BRANO ESTRATTO
------------------------------------------------------------

OPINIONE Letto 4168  |    Stampa articolo

Una lettera inedita di Vincenzo Padula

Foto © Acri In Rete
Vincenzo Rizzuto
Il nove giugno 1849, a distanza di circa nove mesi dal barbaro assassinio del fratello Giacomo, avvenuto ad Acri ad opera di sgherri assoldati dai potenti del tempo, Vincenzo Padula scrive al Regio Procuratore della Gran Corte Criminale di Cosenza una toccante lettera, quasi una supplica affinché si faccia giustizia e si colpiscano i veri colpevoli, i mandanti del delitto.
Nella lettera il Padula, senza mezzi termini e con grande coraggio, com`era suo abituale costume, si rivolge al Procuratore accusando non solo il giudice di Acri, signor Parise, di debolezza e viltà e di avere travisato i fatti per minacce e corruzione, ma giunge a fare anche i nomi dei mandanti nelle persone delle famiglie Baffi e Salvidio, al tempo maggiorenti del paese, che erano stati duramente criticati dal poeta nei suoi coraggiosi scritti per essersi impadroniti, insieme ad altre potenti famiglie, di vaste estensioni di terreni demaniali senza che le autorità competenti fossero intervenute.

------------------------------------------------------------

PROBLEMI DA RISOLVERE
- a) Trascriva dal brano sulla lettera inedita di Vincenzo Padula il passo che va da "Foto © Acri" fino a "mandanti del delitto." compreso.
- b) Secondo il brano sulla lettera inedita di Vincenzo Padula, a chi indirizza la lettera il Padula il nove giugno 1849?

VOCI ELENCATE
------------------------------------------------------------

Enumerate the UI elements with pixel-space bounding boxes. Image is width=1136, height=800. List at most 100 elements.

------------------------------------------------------------

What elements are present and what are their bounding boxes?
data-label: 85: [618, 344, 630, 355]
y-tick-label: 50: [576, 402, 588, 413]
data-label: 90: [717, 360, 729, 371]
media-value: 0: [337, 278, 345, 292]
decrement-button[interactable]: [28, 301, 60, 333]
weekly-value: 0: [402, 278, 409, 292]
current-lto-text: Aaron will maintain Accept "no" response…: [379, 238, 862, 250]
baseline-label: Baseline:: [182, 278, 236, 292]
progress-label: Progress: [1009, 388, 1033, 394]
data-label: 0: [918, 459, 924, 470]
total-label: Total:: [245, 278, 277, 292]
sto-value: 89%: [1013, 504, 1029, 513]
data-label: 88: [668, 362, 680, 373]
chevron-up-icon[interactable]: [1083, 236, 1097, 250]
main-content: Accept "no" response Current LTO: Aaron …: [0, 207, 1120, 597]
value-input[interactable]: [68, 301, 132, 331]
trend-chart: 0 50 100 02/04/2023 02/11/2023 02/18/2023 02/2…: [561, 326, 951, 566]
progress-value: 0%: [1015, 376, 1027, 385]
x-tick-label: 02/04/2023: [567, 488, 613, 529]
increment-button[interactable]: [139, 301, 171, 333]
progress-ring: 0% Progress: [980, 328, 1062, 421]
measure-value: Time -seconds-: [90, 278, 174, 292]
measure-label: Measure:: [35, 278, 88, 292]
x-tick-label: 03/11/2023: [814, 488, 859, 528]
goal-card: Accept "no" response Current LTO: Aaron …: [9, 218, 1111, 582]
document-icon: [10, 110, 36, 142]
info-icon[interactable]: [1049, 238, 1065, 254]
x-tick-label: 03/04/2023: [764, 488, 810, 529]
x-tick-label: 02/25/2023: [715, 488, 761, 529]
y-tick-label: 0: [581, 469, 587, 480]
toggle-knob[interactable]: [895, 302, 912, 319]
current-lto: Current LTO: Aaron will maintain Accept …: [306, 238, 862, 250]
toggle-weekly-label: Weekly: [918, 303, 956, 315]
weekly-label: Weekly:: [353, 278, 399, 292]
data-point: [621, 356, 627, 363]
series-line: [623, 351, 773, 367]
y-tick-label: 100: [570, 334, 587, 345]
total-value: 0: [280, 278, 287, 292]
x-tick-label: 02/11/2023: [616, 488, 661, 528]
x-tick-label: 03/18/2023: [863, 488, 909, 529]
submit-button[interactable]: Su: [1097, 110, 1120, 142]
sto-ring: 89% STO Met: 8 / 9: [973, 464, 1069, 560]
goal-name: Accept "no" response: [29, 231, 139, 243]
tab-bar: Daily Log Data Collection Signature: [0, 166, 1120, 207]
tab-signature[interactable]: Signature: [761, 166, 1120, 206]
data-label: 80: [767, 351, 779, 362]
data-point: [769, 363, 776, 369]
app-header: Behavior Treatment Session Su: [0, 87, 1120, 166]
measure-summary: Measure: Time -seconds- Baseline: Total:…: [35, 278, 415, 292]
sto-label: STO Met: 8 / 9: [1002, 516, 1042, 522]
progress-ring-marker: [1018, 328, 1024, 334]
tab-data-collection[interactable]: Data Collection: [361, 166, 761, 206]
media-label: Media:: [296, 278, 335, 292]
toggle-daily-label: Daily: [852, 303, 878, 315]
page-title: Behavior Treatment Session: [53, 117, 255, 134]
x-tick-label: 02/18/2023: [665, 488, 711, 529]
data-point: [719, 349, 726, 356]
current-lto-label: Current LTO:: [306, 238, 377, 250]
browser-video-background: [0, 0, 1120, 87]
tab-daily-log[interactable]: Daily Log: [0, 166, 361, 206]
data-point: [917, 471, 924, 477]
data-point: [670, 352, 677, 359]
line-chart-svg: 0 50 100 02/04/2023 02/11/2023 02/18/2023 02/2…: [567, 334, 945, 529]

------------------------------------------------------------

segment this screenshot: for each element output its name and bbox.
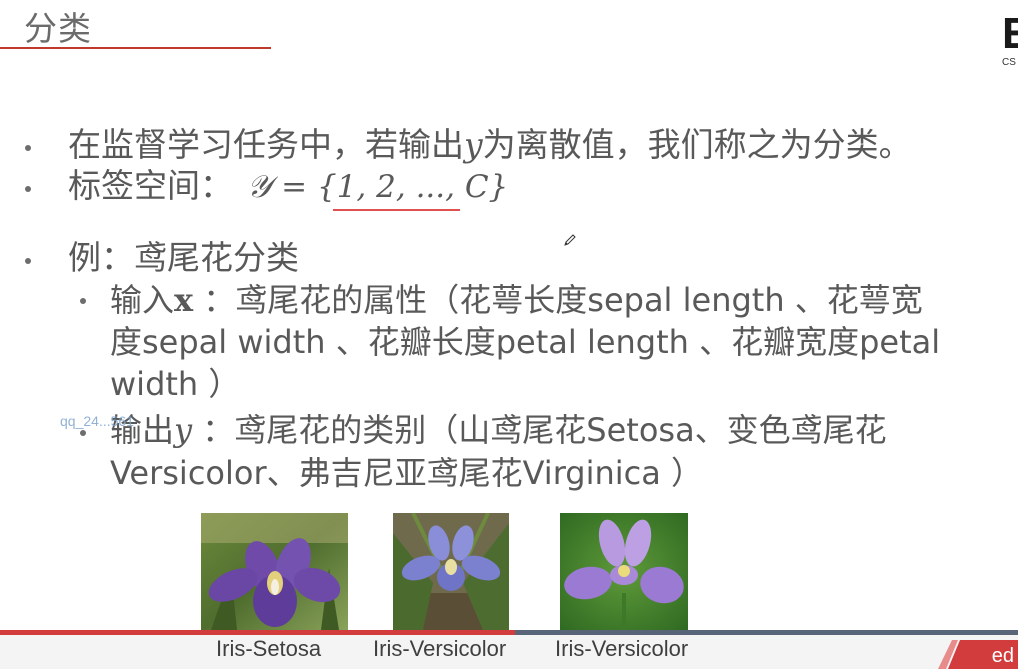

------------------------------------------------------------

RISPOSTE COMPLETE
- a)
Foto © Acri In Rete
Vincenzo Rizzuto
Il nove giugno 1849, a distanza di circa nove mesi dal barbaro assassinio del fratello Giacomo, avvenuto ad Acri ad opera di sgherri assoldati dai potenti del tempo, Vincenzo Padula scrive al Regio Procuratore della Gran Corte Criminale di Cosenza una toccante lettera, quasi una supplica affinché si faccia giustizia e si colpiscano i veri colpevoli, i mandanti del delitto.

- b) Al Regio Procuratore della Gran Corte Criminale di Cosenza.